§ What you will do:
Every entry needs to be printed exactly, please.

[Stored data entries]

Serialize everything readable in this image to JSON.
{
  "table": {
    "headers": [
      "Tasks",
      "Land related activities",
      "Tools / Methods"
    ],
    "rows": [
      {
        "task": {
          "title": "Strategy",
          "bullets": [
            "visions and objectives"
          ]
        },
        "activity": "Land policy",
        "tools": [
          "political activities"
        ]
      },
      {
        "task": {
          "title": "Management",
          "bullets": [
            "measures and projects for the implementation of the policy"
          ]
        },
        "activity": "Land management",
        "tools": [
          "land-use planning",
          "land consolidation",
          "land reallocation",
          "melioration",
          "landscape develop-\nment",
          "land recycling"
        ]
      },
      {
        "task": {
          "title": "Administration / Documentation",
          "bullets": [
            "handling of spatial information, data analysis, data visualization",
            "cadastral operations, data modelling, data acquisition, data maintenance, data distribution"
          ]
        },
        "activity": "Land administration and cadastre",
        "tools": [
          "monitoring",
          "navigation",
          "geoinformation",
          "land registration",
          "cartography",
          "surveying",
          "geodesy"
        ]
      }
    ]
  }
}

§ Finished task:
Serialize everything readable in this image to JSON.
{
  "table": {
    "headers": [
      "Tasks",
      "Land related activities",
      "Tools / Methods"
    ],
    "rows": [
      {
        "task": {
          "title": "Strategy",
          "bullets": [
            "visions and objectives"
          ]
        },
        "activity": "Land policy",
        "tools": [
          "political activities"
        ]
      },
      {
        "task": {
          "title": "Management",
          "bullets": [
            "measures and projects for the implementation of the policy"
          ]
        },
        "activity": "Land management",
        "tools": [
          "land-use planning",
          "land consolidation",
          "land reallocation",
          "melioration",
          "landscape develop-\nment",
          "land recycling"
        ]
      },
      {
        "task": {
          "title": "Administration / Documentation",
          "bullets": [
            "handling of spatial information, data analysis, data visualization",
            "cadastral operations, data modelling, data acquisition, data maintenance, data distribution"
          ]
        },
        "activity": "Land administration and cadastre",
        "tools": [
          "monitoring",
          "navigation",
          "geoinformation",
          "land registration",
          "cartography",
          "surveying",
          "geodesy"
        ]
      }
    ]
  }
}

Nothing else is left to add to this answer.